Do this
Each entry in the listing below should be restated word for word.

Stored rows
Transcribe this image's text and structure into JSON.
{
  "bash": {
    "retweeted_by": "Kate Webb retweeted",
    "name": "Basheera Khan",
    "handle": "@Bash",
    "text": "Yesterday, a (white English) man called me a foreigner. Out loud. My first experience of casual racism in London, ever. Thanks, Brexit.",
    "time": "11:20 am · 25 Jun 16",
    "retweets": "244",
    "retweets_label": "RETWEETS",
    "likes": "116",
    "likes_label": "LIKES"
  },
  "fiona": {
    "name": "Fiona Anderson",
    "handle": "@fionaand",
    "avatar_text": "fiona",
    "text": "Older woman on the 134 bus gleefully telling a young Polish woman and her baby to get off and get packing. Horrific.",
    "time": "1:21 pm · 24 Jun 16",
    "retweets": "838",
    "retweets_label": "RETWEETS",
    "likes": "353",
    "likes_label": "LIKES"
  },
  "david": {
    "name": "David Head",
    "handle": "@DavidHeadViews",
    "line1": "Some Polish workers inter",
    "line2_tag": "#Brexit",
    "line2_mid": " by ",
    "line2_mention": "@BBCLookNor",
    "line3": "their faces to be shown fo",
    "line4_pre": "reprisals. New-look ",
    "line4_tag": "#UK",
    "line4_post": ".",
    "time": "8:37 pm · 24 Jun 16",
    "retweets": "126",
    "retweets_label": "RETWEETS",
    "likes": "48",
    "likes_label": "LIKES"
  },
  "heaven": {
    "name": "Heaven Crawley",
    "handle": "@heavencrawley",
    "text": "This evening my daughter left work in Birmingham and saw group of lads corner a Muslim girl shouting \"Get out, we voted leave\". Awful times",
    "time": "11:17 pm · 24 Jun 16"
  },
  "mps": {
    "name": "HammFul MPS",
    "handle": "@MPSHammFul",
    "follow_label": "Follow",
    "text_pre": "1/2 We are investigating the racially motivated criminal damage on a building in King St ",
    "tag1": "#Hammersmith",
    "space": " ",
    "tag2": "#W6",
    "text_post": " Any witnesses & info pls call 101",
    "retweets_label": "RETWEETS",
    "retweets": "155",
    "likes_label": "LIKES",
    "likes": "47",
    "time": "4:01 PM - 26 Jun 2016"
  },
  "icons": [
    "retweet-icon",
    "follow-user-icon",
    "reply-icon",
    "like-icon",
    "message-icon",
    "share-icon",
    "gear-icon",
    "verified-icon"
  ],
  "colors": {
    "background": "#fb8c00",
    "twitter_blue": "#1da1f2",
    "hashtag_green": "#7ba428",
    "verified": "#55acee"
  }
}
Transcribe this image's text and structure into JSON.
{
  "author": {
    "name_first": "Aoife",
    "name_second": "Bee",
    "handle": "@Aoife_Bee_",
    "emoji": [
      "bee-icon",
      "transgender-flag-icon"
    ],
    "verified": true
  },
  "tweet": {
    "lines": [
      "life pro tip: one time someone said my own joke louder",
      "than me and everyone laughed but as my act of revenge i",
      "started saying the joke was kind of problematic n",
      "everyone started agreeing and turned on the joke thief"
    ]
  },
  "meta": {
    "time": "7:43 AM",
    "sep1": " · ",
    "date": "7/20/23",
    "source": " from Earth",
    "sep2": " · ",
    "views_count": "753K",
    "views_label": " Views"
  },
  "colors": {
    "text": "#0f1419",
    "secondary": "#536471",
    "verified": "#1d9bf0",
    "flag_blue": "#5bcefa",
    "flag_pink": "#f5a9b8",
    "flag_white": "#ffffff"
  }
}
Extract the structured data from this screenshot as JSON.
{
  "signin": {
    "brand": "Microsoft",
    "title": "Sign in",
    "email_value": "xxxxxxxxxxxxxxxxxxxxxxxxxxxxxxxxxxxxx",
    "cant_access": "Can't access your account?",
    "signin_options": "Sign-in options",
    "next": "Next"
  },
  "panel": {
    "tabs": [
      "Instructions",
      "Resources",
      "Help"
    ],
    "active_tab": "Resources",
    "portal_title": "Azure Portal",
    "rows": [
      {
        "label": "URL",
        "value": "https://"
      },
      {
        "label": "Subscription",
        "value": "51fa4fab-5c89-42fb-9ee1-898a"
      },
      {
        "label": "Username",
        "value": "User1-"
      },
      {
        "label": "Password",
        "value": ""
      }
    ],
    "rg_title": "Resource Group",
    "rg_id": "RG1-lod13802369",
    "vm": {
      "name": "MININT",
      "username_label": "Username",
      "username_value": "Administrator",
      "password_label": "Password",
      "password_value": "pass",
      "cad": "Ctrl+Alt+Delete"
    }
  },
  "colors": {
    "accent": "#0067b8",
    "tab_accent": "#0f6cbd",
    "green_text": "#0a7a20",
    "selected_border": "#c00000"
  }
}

Answer to this exercise
Transcribe this image's text and structure into JSON.
{
  "bash": {
    "retweeted_by": "Kate Webb retweeted",
    "name": "Basheera Khan",
    "handle": "@Bash",
    "text": "Yesterday, a (white English) man called me a foreigner. Out loud. My first experience of casual racism in London, ever. Thanks, Brexit.",
    "time": "11:20 am · 25 Jun 16",
    "retweets": "244",
    "retweets_label": "RETWEETS",
    "likes": "116",
    "likes_label": "LIKES"
  },
  "fiona": {
    "name": "Fiona Anderson",
    "handle": "@fionaand",
    "avatar_text": "fiona",
    "text": "Older woman on the 134 bus gleefully telling a young Polish woman and her baby to get off and get packing. Horrific.",
    "time": "1:21 pm · 24 Jun 16",
    "retweets": "838",
    "retweets_label": "RETWEETS",
    "likes": "353",
    "likes_label": "LIKES"
  },
  "david": {
    "name": "David Head",
    "handle": "@DavidHeadViews",
    "line1": "Some Polish workers inter",
    "line2_tag": "#Brexit",
    "line2_mid": " by ",
    "line2_mention": "@BBCLookNor",
    "line3": "their faces to be shown fo",
    "line4_pre": "reprisals. New-look ",
    "line4_tag": "#UK",
    "line4_post": ".",
    "time": "8:37 pm · 24 Jun 16",
    "retweets": "126",
    "retweets_label": "RETWEETS",
    "likes": "48",
    "likes_label": "LIKES"
  },
  "heaven": {
    "name": "Heaven Crawley",
    "handle": "@heavencrawley",
    "text": "This evening my daughter left work in Birmingham and saw group of lads corner a Muslim girl shouting \"Get out, we voted leave\". Awful times",
    "time": "11:17 pm · 24 Jun 16"
  },
  "mps": {
    "name": "HammFul MPS",
    "handle": "@MPSHammFul",
    "follow_label": "Follow",
    "text_pre": "1/2 We are investigating the racially motivated criminal damage on a building in King St ",
    "tag1": "#Hammersmith",
    "space": " ",
    "tag2": "#W6",
    "text_post": " Any witnesses & info pls call 101",
    "retweets_label": "RETWEETS",
    "retweets": "155",
    "likes_label": "LIKES",
    "likes": "47",
    "time": "4:01 PM - 26 Jun 2016"
  },
  "icons": [
    "retweet-icon",
    "follow-user-icon",
    "reply-icon",
    "like-icon",
    "message-icon",
    "share-icon",
    "gear-icon",
    "verified-icon"
  ],
  "colors": {
    "background": "#fb8c00",
    "twitter_blue": "#1da1f2",
    "hashtag_green": "#7ba428",
    "verified": "#55acee"
  }
}
Transcribe this image's text and structure into JSON.
{
  "author": {
    "name_first": "Aoife",
    "name_second": "Bee",
    "handle": "@Aoife_Bee_",
    "emoji": [
      "bee-icon",
      "transgender-flag-icon"
    ],
    "verified": true
  },
  "tweet": {
    "lines": [
      "life pro tip: one time someone said my own joke louder",
      "than me and everyone laughed but as my act of revenge i",
      "started saying the joke was kind of problematic n",
      "everyone started agreeing and turned on the joke thief"
    ]
  },
  "meta": {
    "time": "7:43 AM",
    "sep1": " · ",
    "date": "7/20/23",
    "source": " from Earth",
    "sep2": " · ",
    "views_count": "753K",
    "views_label": " Views"
  },
  "colors": {
    "text": "#0f1419",
    "secondary": "#536471",
    "verified": "#1d9bf0",
    "flag_blue": "#5bcefa",
    "flag_pink": "#f5a9b8",
    "flag_white": "#ffffff"
  }
}
Extract the structured data from this screenshot as JSON.
{
  "signin": {
    "brand": "Microsoft",
    "title": "Sign in",
    "email_value": "xxxxxxxxxxxxxxxxxxxxxxxxxxxxxxxxxxxxx",
    "cant_access": "Can't access your account?",
    "signin_options": "Sign-in options",
    "next": "Next"
  },
  "panel": {
    "tabs": [
      "Instructions",
      "Resources",
      "Help"
    ],
    "active_tab": "Resources",
    "portal_title": "Azure Portal",
    "rows": [
      {
        "label": "URL",
        "value": "https://"
      },
      {
        "label": "Subscription",
        "value": "51fa4fab-5c89-42fb-9ee1-898a"
      },
      {
        "label": "Username",
        "value": "User1-"
      },
      {
        "label": "Password",
        "value": ""
      }
    ],
    "rg_title": "Resource Group",
    "rg_id": "RG1-lod13802369",
    "vm": {
      "name": "MININT",
      "username_label": "Username",
      "username_value": "Administrator",
      "password_label": "Password",
      "password_value": "pass",
      "cad": "Ctrl+Alt+Delete"
    }
  },
  "colors": {
    "accent": "#0067b8",
    "tab_accent": "#0f6cbd",
    "green_text": "#0a7a20",
    "selected_border": "#c00000"
  }
}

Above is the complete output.